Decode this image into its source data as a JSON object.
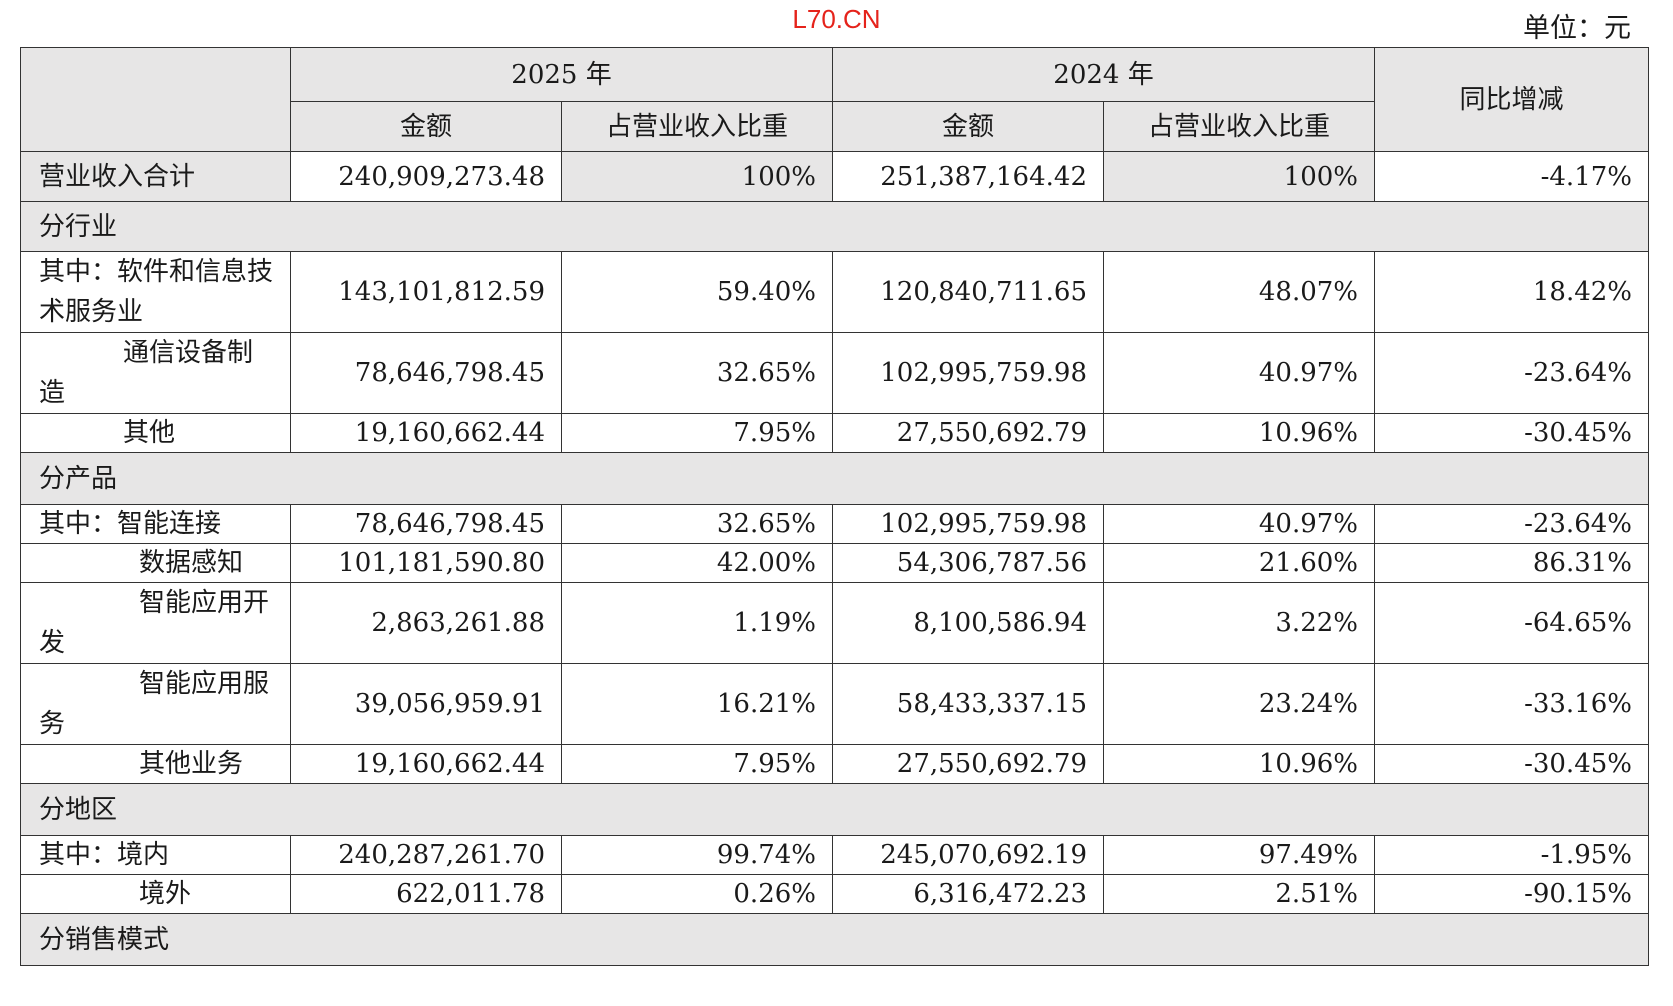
{
  "watermark": "L70.CN",
  "unit_label": "单位：元",
  "header": {
    "year_2025": "2025 年",
    "year_2024": "2024 年",
    "amount": "金额",
    "ratio": "占营业收入比重",
    "yoy": "同比增减"
  },
  "total": {
    "label": "营业收入合计",
    "amt2025": "240,909,273.48",
    "pct2025": "100%",
    "amt2024": "251,387,164.42",
    "pct2024": "100%",
    "yoy": "-4.17%"
  },
  "sections": {
    "industry": "分行业",
    "product": "分产品",
    "region": "分地区",
    "sales_mode": "分销售模式"
  },
  "industry_rows": [
    {
      "label": "其中：软件和信息技术服务业",
      "amt2025": "143,101,812.59",
      "pct2025": "59.40%",
      "amt2024": "120,840,711.65",
      "pct2024": "48.07%",
      "yoy": "18.42%"
    },
    {
      "label": "通信设备制造",
      "amt2025": "78,646,798.45",
      "pct2025": "32.65%",
      "amt2024": "102,995,759.98",
      "pct2024": "40.97%",
      "yoy": "-23.64%"
    },
    {
      "label": "其他",
      "amt2025": "19,160,662.44",
      "pct2025": "7.95%",
      "amt2024": "27,550,692.79",
      "pct2024": "10.96%",
      "yoy": "-30.45%"
    }
  ],
  "product_rows": [
    {
      "label": "其中：智能连接",
      "amt2025": "78,646,798.45",
      "pct2025": "32.65%",
      "amt2024": "102,995,759.98",
      "pct2024": "40.97%",
      "yoy": "-23.64%"
    },
    {
      "label": "数据感知",
      "amt2025": "101,181,590.80",
      "pct2025": "42.00%",
      "amt2024": "54,306,787.56",
      "pct2024": "21.60%",
      "yoy": "86.31%"
    },
    {
      "label": "智能应用开发",
      "amt2025": "2,863,261.88",
      "pct2025": "1.19%",
      "amt2024": "8,100,586.94",
      "pct2024": "3.22%",
      "yoy": "-64.65%"
    },
    {
      "label": "智能应用服务",
      "amt2025": "39,056,959.91",
      "pct2025": "16.21%",
      "amt2024": "58,433,337.15",
      "pct2024": "23.24%",
      "yoy": "-33.16%"
    },
    {
      "label": "其他业务",
      "amt2025": "19,160,662.44",
      "pct2025": "7.95%",
      "amt2024": "27,550,692.79",
      "pct2024": "10.96%",
      "yoy": "-30.45%"
    }
  ],
  "region_rows": [
    {
      "label": "其中：境内",
      "amt2025": "240,287,261.70",
      "pct2025": "99.74%",
      "amt2024": "245,070,692.19",
      "pct2024": "97.49%",
      "yoy": "-1.95%"
    },
    {
      "label": "境外",
      "amt2025": "622,011.78",
      "pct2025": "0.26%",
      "amt2024": "6,316,472.23",
      "pct2024": "2.51%",
      "yoy": "-90.15%"
    }
  ]
}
══════════
EXERCISE AIM: In the copy, include no pictures; restate the listing above exactly.

TASK OUTPUT:
Decode this image into its source data as a JSON object.
{
  "watermark": "L70.CN",
  "unit_label": "单位：元",
  "header": {
    "year_2025": "2025 年",
    "year_2024": "2024 年",
    "amount": "金额",
    "ratio": "占营业收入比重",
    "yoy": "同比增减"
  },
  "total": {
    "label": "营业收入合计",
    "amt2025": "240,909,273.48",
    "pct2025": "100%",
    "amt2024": "251,387,164.42",
    "pct2024": "100%",
    "yoy": "-4.17%"
  },
  "sections": {
    "industry": "分行业",
    "product": "分产品",
    "region": "分地区",
    "sales_mode": "分销售模式"
  },
  "industry_rows": [
    {
      "label": "其中：软件和信息技术服务业",
      "amt2025": "143,101,812.59",
      "pct2025": "59.40%",
      "amt2024": "120,840,711.65",
      "pct2024": "48.07%",
      "yoy": "18.42%"
    },
    {
      "label": "通信设备制造",
      "amt2025": "78,646,798.45",
      "pct2025": "32.65%",
      "amt2024": "102,995,759.98",
      "pct2024": "40.97%",
      "yoy": "-23.64%"
    },
    {
      "label": "其他",
      "amt2025": "19,160,662.44",
      "pct2025": "7.95%",
      "amt2024": "27,550,692.79",
      "pct2024": "10.96%",
      "yoy": "-30.45%"
    }
  ],
  "product_rows": [
    {
      "label": "其中：智能连接",
      "amt2025": "78,646,798.45",
      "pct2025": "32.65%",
      "amt2024": "102,995,759.98",
      "pct2024": "40.97%",
      "yoy": "-23.64%"
    },
    {
      "label": "数据感知",
      "amt2025": "101,181,590.80",
      "pct2025": "42.00%",
      "amt2024": "54,306,787.56",
      "pct2024": "21.60%",
      "yoy": "86.31%"
    },
    {
      "label": "智能应用开发",
      "amt2025": "2,863,261.88",
      "pct2025": "1.19%",
      "amt2024": "8,100,586.94",
      "pct2024": "3.22%",
      "yoy": "-64.65%"
    },
    {
      "label": "智能应用服务",
      "amt2025": "39,056,959.91",
      "pct2025": "16.21%",
      "amt2024": "58,433,337.15",
      "pct2024": "23.24%",
      "yoy": "-33.16%"
    },
    {
      "label": "其他业务",
      "amt2025": "19,160,662.44",
      "pct2025": "7.95%",
      "amt2024": "27,550,692.79",
      "pct2024": "10.96%",
      "yoy": "-30.45%"
    }
  ],
  "region_rows": [
    {
      "label": "其中：境内",
      "amt2025": "240,287,261.70",
      "pct2025": "99.74%",
      "amt2024": "245,070,692.19",
      "pct2024": "97.49%",
      "yoy": "-1.95%"
    },
    {
      "label": "境外",
      "amt2025": "622,011.78",
      "pct2025": "0.26%",
      "amt2024": "6,316,472.23",
      "pct2024": "2.51%",
      "yoy": "-90.15%"
    }
  ]
}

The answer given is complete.